**Exercise details**
Can you return every line of the data below word for word, with nothing changed?

[Start of Data extract]

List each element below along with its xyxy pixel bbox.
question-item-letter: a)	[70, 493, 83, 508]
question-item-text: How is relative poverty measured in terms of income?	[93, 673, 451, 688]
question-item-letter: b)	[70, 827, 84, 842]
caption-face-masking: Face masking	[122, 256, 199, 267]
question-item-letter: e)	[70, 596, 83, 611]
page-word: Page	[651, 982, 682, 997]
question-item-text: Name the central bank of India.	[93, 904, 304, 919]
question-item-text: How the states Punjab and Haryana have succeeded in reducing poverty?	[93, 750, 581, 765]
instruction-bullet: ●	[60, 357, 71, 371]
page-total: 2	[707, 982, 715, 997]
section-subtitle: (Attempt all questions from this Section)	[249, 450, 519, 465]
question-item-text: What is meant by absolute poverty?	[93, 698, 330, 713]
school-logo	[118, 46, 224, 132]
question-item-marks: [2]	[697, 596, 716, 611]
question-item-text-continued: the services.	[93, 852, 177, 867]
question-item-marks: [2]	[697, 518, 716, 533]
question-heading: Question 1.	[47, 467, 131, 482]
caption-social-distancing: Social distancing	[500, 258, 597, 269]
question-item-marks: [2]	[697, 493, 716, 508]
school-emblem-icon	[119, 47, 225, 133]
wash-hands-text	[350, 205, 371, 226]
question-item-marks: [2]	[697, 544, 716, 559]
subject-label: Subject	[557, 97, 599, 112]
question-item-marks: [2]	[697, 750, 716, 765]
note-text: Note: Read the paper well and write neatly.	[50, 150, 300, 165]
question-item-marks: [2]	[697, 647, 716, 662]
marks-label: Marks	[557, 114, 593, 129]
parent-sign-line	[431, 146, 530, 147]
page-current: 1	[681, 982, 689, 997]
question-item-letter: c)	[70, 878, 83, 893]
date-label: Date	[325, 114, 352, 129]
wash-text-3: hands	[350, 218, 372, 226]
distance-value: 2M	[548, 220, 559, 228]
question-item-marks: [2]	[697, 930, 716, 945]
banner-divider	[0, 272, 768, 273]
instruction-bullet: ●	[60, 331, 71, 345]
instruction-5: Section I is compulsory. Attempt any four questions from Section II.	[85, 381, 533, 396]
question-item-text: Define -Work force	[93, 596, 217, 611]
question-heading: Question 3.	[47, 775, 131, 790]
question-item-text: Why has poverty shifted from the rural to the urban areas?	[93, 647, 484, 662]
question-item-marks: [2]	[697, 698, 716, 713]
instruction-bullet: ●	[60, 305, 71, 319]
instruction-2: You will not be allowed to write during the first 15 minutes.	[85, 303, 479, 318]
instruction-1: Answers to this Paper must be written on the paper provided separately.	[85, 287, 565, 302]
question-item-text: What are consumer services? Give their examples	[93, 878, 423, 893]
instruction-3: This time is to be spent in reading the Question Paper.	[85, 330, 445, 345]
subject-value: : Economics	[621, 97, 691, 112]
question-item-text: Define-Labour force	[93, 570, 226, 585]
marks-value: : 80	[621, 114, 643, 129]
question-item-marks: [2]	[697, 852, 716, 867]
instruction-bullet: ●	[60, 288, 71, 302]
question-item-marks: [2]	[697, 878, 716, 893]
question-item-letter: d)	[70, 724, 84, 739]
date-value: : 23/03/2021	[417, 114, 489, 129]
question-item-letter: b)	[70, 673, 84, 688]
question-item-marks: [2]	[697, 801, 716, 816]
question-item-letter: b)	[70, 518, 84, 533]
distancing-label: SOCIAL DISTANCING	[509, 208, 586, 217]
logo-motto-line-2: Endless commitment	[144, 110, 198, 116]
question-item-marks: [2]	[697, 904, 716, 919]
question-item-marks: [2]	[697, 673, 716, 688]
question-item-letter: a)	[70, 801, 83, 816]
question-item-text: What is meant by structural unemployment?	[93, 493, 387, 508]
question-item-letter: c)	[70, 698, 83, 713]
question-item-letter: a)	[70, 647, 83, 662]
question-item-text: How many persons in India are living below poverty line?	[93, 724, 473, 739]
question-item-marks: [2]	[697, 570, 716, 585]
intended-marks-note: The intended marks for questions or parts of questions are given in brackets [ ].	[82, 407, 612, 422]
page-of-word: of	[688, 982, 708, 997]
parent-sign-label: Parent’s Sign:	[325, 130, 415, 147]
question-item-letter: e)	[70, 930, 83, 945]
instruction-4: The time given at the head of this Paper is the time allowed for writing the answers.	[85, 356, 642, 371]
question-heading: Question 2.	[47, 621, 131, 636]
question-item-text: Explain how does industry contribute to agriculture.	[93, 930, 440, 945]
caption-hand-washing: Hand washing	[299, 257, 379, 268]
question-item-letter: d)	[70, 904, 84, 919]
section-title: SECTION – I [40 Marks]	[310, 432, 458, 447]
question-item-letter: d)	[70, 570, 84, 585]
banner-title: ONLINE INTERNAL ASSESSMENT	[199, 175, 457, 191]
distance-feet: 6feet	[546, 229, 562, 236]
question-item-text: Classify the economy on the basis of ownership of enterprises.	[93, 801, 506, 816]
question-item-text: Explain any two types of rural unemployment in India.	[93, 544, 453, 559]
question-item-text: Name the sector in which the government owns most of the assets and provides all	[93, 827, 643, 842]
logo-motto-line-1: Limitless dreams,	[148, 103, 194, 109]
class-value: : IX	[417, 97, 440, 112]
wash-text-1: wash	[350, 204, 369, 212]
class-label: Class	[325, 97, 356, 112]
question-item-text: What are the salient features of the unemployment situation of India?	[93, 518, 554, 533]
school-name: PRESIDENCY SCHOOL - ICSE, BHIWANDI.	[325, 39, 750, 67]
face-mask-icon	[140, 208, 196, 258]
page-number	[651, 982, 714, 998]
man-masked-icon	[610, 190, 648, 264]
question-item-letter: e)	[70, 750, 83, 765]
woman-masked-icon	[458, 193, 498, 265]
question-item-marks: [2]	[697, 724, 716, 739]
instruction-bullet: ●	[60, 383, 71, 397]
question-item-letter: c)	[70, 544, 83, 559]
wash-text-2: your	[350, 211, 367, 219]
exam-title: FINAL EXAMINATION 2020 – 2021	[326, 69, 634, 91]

[End of Data extract]

**Solution to this task**
List each element below along with its xyxy pixel bbox.
question-item-letter: a)	[70, 493, 83, 508]
question-item-text: How is relative poverty measured in terms of income?	[93, 673, 451, 688]
question-item-letter: b)	[70, 827, 84, 842]
caption-face-masking: Face masking	[122, 256, 199, 267]
question-item-letter: e)	[70, 596, 83, 611]
page-word: Page	[651, 982, 682, 997]
question-item-text: Name the central bank of India.	[93, 904, 304, 919]
question-item-text: How the states Punjab and Haryana have succeeded in reducing poverty?	[93, 750, 581, 765]
instruction-bullet: ●	[60, 357, 71, 371]
page-total: 2	[707, 982, 715, 997]
section-subtitle: (Attempt all questions from this Section)	[249, 450, 519, 465]
question-item-text: What is meant by absolute poverty?	[93, 698, 330, 713]
school-logo	[118, 46, 224, 132]
question-item-marks: [2]	[697, 596, 716, 611]
question-item-text-continued: the services.	[93, 852, 177, 867]
question-item-marks: [2]	[697, 518, 716, 533]
question-heading: Question 1.	[47, 467, 131, 482]
caption-social-distancing: Social distancing	[500, 258, 597, 269]
question-item-marks: [2]	[697, 493, 716, 508]
school-emblem-icon	[119, 47, 225, 133]
wash-hands-text	[350, 205, 371, 226]
question-item-marks: [2]	[697, 544, 716, 559]
subject-label: Subject	[557, 97, 599, 112]
question-item-marks: [2]	[697, 750, 716, 765]
note-text: Note: Read the paper well and write neatly.	[50, 150, 300, 165]
question-item-marks: [2]	[697, 647, 716, 662]
marks-label: Marks	[557, 114, 593, 129]
parent-sign-line	[431, 146, 530, 147]
page-current: 1	[681, 982, 689, 997]
question-item-letter: c)	[70, 878, 83, 893]
date-label: Date	[325, 114, 352, 129]
wash-text-3: hands	[350, 218, 372, 226]
distance-value: 2M	[548, 220, 559, 228]
question-item-marks: [2]	[697, 930, 716, 945]
banner-divider	[0, 272, 768, 273]
instruction-bullet: ●	[60, 331, 71, 345]
instruction-5: Section I is compulsory. Attempt any four questions from Section II.	[85, 381, 533, 396]
question-item-text: Define -Work force	[93, 596, 217, 611]
question-heading: Question 3.	[47, 775, 131, 790]
question-item-text: Why has poverty shifted from the rural to the urban areas?	[93, 647, 484, 662]
question-item-marks: [2]	[697, 698, 716, 713]
instruction-bullet: ●	[60, 305, 71, 319]
instruction-2: You will not be allowed to write during the first 15 minutes.	[85, 303, 479, 318]
instruction-1: Answers to this Paper must be written on the paper provided separately.	[85, 287, 565, 302]
question-item-text: What are consumer services? Give their examples	[93, 878, 423, 893]
instruction-3: This time is to be spent in reading the Question Paper.	[85, 330, 445, 345]
subject-value: : Economics	[621, 97, 691, 112]
question-item-text: Define-Labour force	[93, 570, 226, 585]
marks-value: : 80	[621, 114, 643, 129]
question-item-marks: [2]	[697, 852, 716, 867]
instruction-bullet: ●	[60, 288, 71, 302]
question-item-marks: [2]	[697, 878, 716, 893]
question-item-letter: d)	[70, 724, 84, 739]
date-value: : 23/03/2021	[417, 114, 489, 129]
question-item-letter: b)	[70, 673, 84, 688]
question-item-marks: [2]	[697, 801, 716, 816]
question-item-letter: b)	[70, 518, 84, 533]
distancing-label: SOCIAL DISTANCING	[509, 208, 586, 217]
logo-motto-line-2: Endless commitment	[144, 110, 198, 116]
question-item-marks: [2]	[697, 904, 716, 919]
question-item-marks: [2]	[697, 673, 716, 688]
question-item-letter: a)	[70, 801, 83, 816]
question-item-text: What is meant by structural unemployment?	[93, 493, 387, 508]
question-item-letter: c)	[70, 698, 83, 713]
question-item-letter: a)	[70, 647, 83, 662]
question-item-text: How many persons in India are living below poverty line?	[93, 724, 473, 739]
question-item-marks: [2]	[697, 570, 716, 585]
intended-marks-note: The intended marks for questions or parts of questions are given in brackets [ ].	[82, 407, 612, 422]
page-of-word: of	[688, 982, 708, 997]
parent-sign-label: Parent’s Sign:	[325, 130, 415, 147]
question-item-letter: e)	[70, 930, 83, 945]
instruction-4: The time given at the head of this Paper is the time allowed for writing the answers.	[85, 356, 642, 371]
question-heading: Question 2.	[47, 621, 131, 636]
question-item-text: Explain how does industry contribute to agriculture.	[93, 930, 440, 945]
caption-hand-washing: Hand washing	[299, 257, 379, 268]
question-item-letter: d)	[70, 904, 84, 919]
section-title: SECTION – I [40 Marks]	[310, 432, 458, 447]
question-item-letter: d)	[70, 570, 84, 585]
banner-title: ONLINE INTERNAL ASSESSMENT	[199, 175, 457, 191]
distance-feet: 6feet	[546, 229, 562, 236]
question-item-text: Classify the economy on the basis of ownership of enterprises.	[93, 801, 506, 816]
question-item-text: Explain any two types of rural unemployment in India.	[93, 544, 453, 559]
question-item-text: Name the sector in which the government owns most of the assets and provides all	[93, 827, 643, 842]
logo-motto-line-1: Limitless dreams,	[148, 103, 194, 109]
class-value: : IX	[417, 97, 440, 112]
wash-text-1: wash	[350, 204, 369, 212]
class-label: Class	[325, 97, 356, 112]
question-item-text: What are the salient features of the unemployment situation of India?	[93, 518, 554, 533]
school-name: PRESIDENCY SCHOOL - ICSE, BHIWANDI.	[325, 39, 750, 67]
face-mask-icon	[140, 208, 196, 258]
page-number	[651, 982, 714, 998]
man-masked-icon	[610, 190, 648, 264]
question-item-letter: e)	[70, 750, 83, 765]
woman-masked-icon	[458, 193, 498, 265]
question-item-marks: [2]	[697, 724, 716, 739]
instruction-bullet: ●	[60, 383, 71, 397]
question-item-letter: c)	[70, 544, 83, 559]
wash-text-2: your	[350, 211, 367, 219]
exam-title: FINAL EXAMINATION 2020 – 2021	[326, 69, 634, 91]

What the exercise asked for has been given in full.